▶ **To do**: From the entries that follow, extract each line holding the string "this".

▶ **Input data**:
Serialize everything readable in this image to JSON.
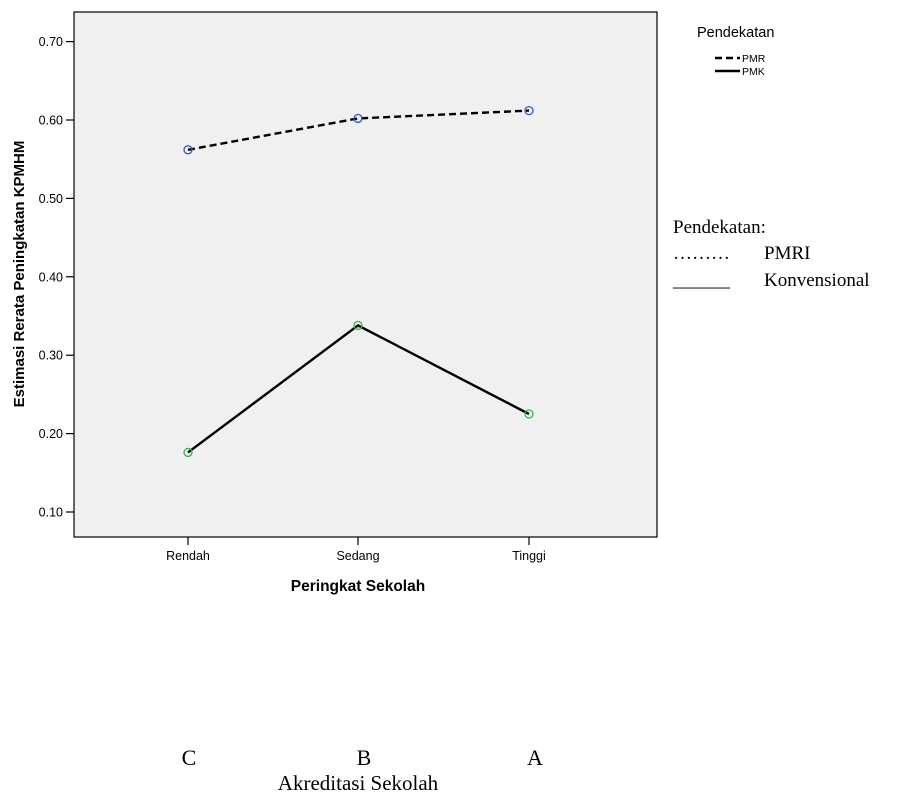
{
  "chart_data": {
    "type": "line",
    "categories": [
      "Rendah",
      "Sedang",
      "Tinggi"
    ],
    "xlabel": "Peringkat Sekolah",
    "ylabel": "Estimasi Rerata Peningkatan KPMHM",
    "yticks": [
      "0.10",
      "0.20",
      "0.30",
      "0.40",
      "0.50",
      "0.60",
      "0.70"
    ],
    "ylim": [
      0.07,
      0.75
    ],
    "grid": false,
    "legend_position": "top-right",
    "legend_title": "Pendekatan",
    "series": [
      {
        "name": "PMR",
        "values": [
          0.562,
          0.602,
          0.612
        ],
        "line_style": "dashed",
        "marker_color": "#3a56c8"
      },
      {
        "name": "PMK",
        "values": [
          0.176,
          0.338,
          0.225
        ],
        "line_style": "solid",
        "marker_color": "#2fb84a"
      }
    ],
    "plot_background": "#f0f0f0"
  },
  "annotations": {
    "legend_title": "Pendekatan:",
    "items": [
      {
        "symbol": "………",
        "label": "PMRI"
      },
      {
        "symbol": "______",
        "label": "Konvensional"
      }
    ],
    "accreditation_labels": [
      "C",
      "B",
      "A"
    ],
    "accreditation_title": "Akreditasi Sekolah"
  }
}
--
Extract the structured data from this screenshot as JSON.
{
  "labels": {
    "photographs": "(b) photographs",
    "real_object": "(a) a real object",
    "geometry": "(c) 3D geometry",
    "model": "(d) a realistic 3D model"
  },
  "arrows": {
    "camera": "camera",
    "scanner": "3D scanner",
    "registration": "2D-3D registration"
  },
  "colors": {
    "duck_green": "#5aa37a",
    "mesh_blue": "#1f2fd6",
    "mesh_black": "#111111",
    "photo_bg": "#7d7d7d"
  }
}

▶ **Worked answer**:
Serialize everything readable in this image to JSON.
Extract the structured data from this screenshot as JSON.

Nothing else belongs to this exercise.